DOCUMENT TEXT ▸
Originally Posted by jht
hi i got some question that i dont understand,hope someone could help me with them,thanks so much.:'(

i] Find intersection of two lines

L1:={(1) + altha(1) :altha E R }
(2) (1)
(1) (2)

I think you mean the line given by the vector equation $\begin{bmatrix}1 \\ 2 \\ 1 \end{bmatrix} + \alpha\begin{bmatrix}1 \\ 1 \\2 \end{bmatrix}$
which could also be written as the parametric equations $x= 1+ \alpha$, $y= 2+ \alpha$, and $z= 1+ 2\alpha$ with $\alpha$ as parameter.

Quote:

L2:={(2) + mu(2) :mu E R }
(2) (1)
(1) (2)

WHAT YOU NEED TO DO ▸
(a) Copy the stretch of the line-intersection thread from "Originally Posted by" through "with $\alpha$ as parameter." word for word.
(b) List the parametric equations that the line-intersection thread gives for the first line.

DATASET ▸
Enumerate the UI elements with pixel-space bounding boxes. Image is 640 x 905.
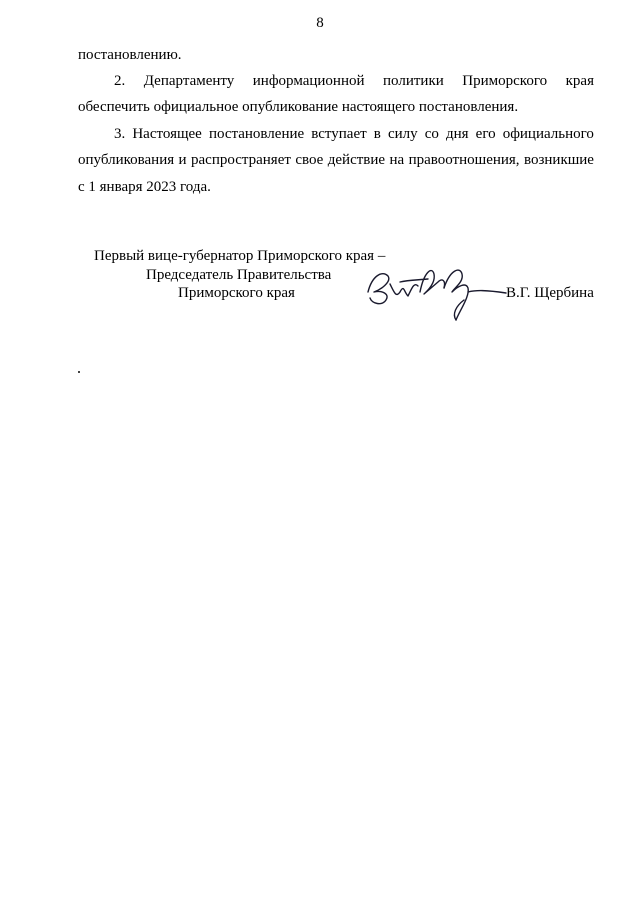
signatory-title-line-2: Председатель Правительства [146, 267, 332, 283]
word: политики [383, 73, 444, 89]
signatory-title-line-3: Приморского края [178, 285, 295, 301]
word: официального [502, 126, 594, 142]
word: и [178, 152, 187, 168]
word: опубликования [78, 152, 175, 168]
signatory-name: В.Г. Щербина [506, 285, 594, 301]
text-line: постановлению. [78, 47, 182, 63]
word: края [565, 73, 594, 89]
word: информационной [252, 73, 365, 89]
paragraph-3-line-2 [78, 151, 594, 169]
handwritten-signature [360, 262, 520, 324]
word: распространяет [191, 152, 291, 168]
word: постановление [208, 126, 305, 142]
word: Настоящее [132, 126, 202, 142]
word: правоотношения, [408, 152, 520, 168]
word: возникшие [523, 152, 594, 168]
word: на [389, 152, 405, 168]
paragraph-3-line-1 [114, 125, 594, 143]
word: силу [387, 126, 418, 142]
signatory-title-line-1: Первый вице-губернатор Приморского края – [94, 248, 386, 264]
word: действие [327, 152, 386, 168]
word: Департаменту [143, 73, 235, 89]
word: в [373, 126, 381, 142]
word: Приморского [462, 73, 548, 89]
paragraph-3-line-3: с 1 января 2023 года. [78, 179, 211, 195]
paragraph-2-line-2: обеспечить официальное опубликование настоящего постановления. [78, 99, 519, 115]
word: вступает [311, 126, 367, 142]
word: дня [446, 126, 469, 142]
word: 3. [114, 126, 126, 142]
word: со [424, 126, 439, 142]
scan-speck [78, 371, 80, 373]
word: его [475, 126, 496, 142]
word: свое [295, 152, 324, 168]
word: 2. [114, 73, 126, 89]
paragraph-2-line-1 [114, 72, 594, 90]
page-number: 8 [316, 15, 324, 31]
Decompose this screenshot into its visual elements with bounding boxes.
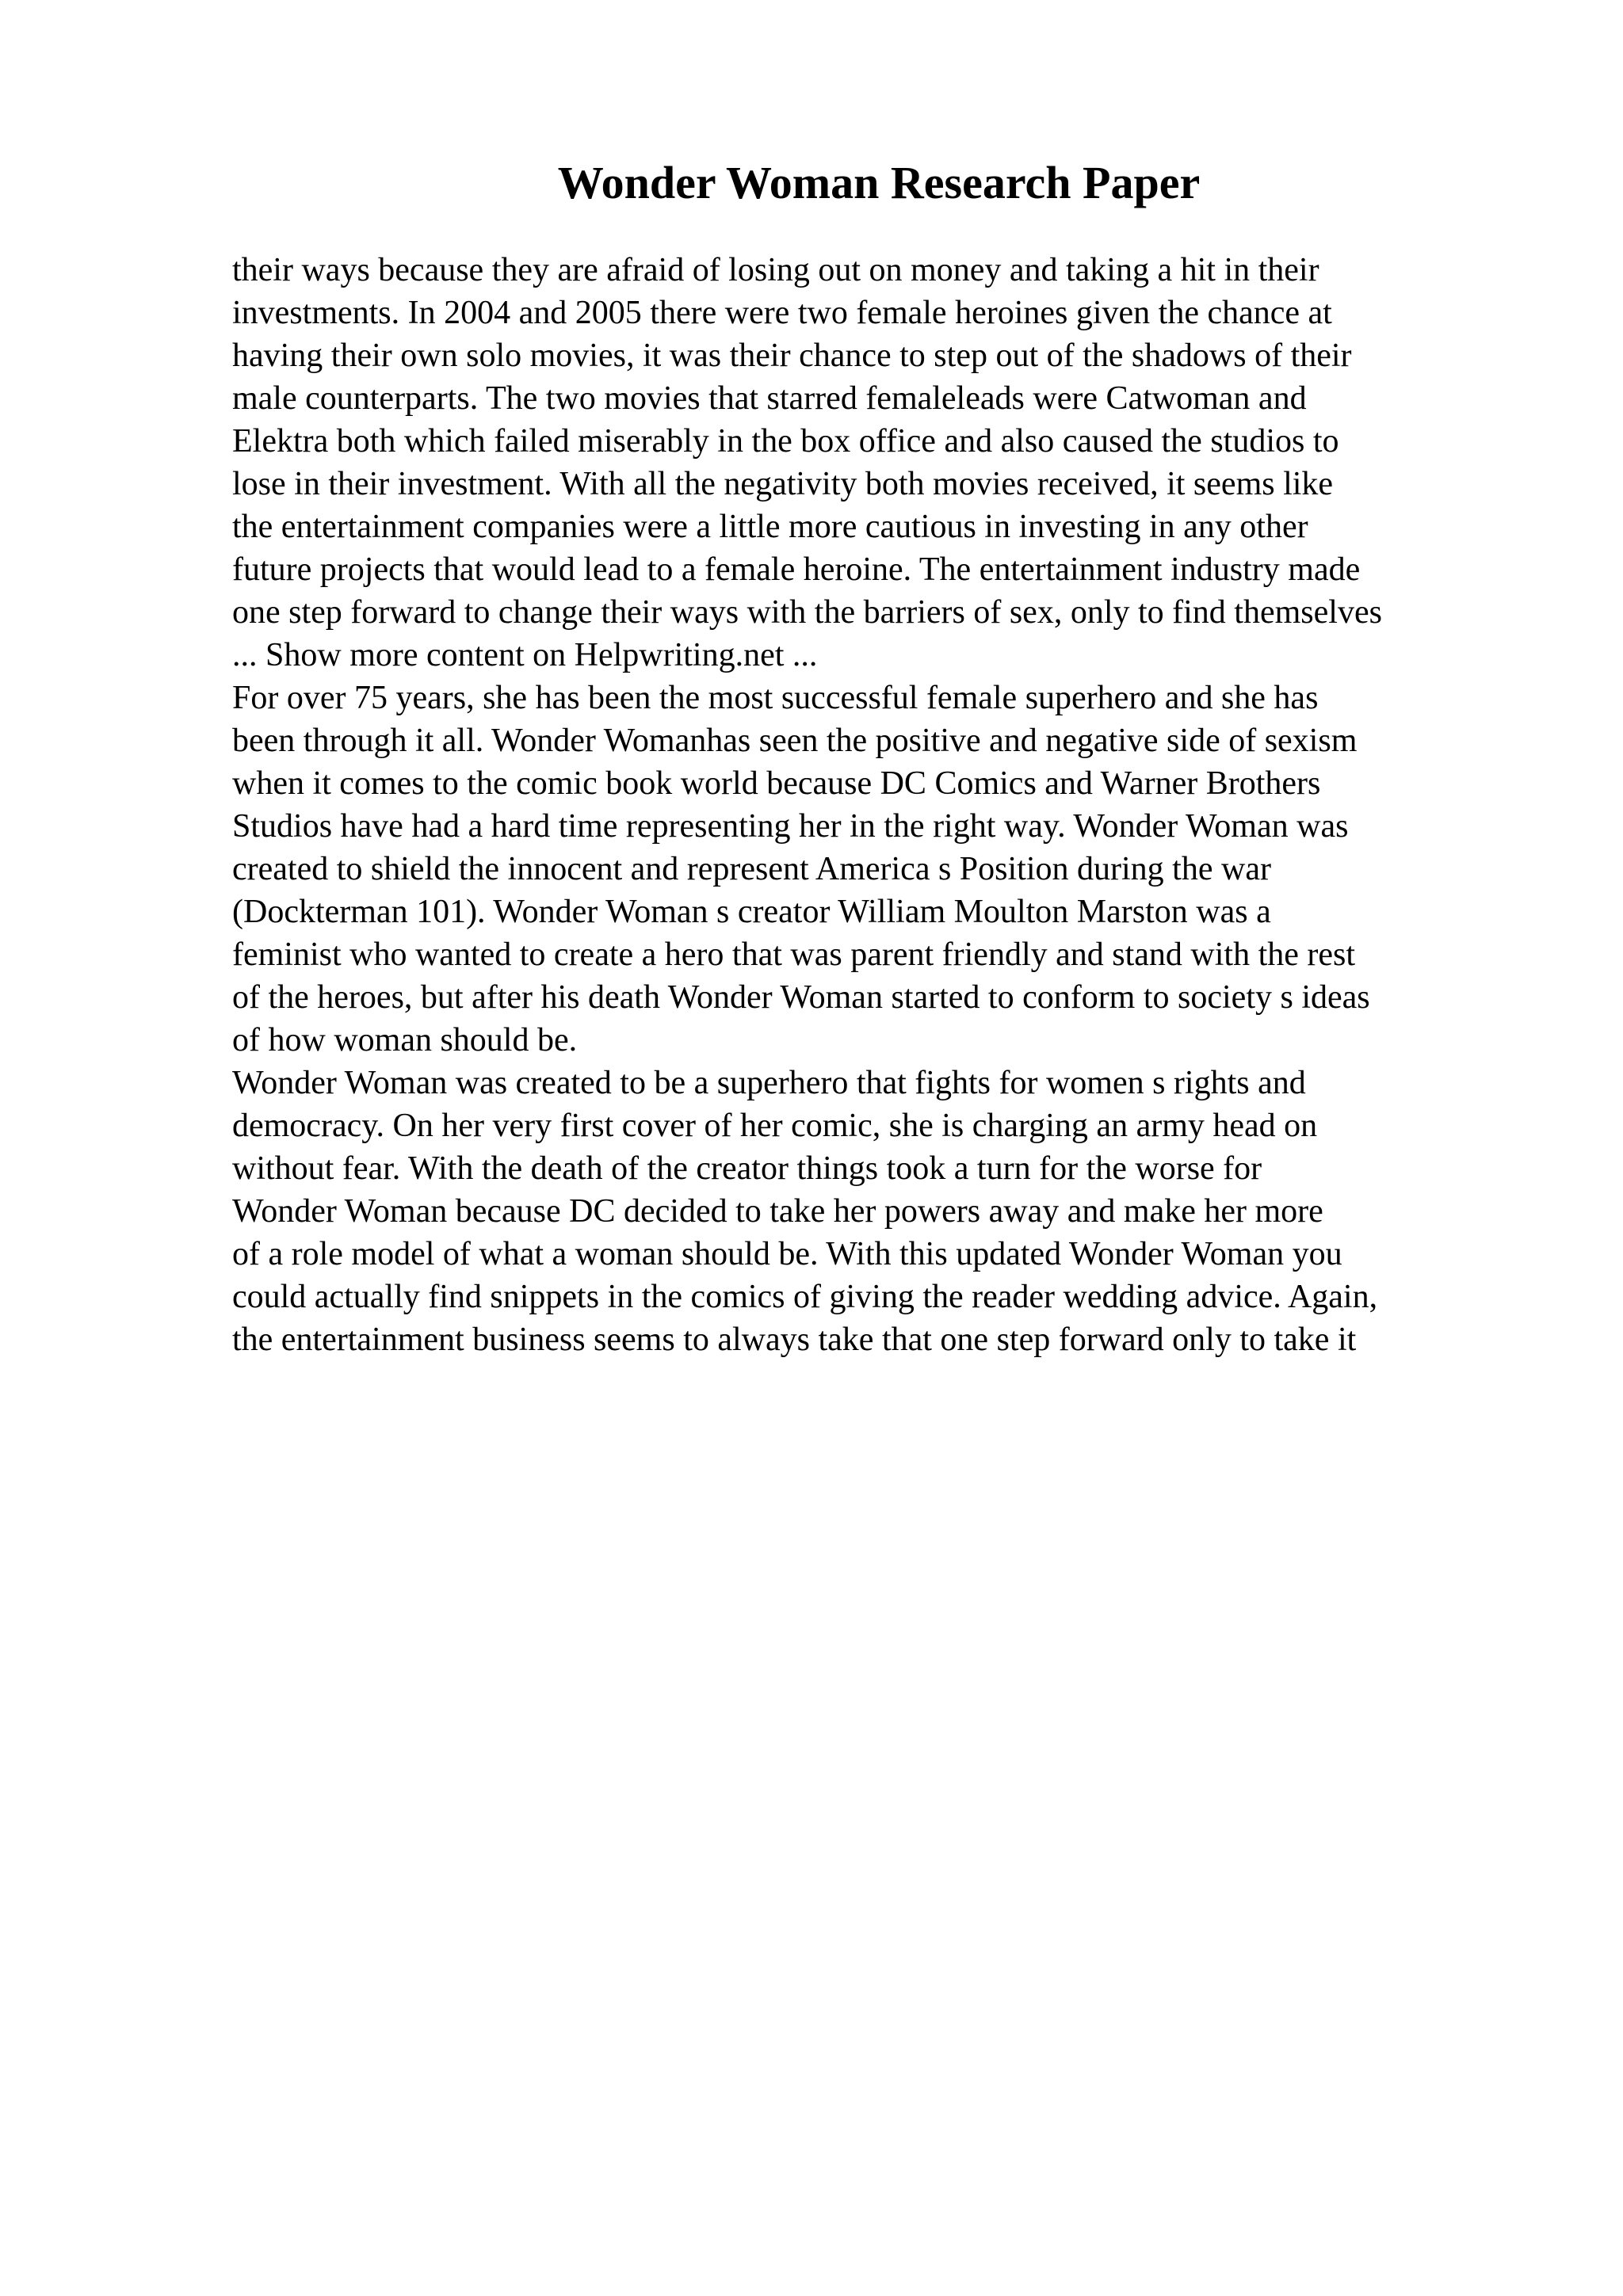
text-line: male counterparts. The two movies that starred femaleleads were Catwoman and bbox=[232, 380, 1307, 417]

PROBLEM SOLUTIONS ▸
(a)
Originally Posted by jht
hi i got some question that i dont understand,hope someone could help me with them,thanks so much.:'(

i] Find intersection of two lines

L1:={(1) + altha(1) :altha E R }
(2) (1)
(1) (2)

I think you mean the line given by the vector equation $\begin{bmatrix}1 \\ 2 \\ 1 \end{bmatrix} + \alpha\begin{bmatrix}1 \\ 1 \\2 \end{bmatrix}$
which could also be written as the parametric equations $x= 1+ \alpha$, $y= 2+ \alpha$, and $z= 1+ 2\alpha$ with $\alpha$ as parameter.

(b)
x = 1 + α
y = 2 + α
z = 1 + 2α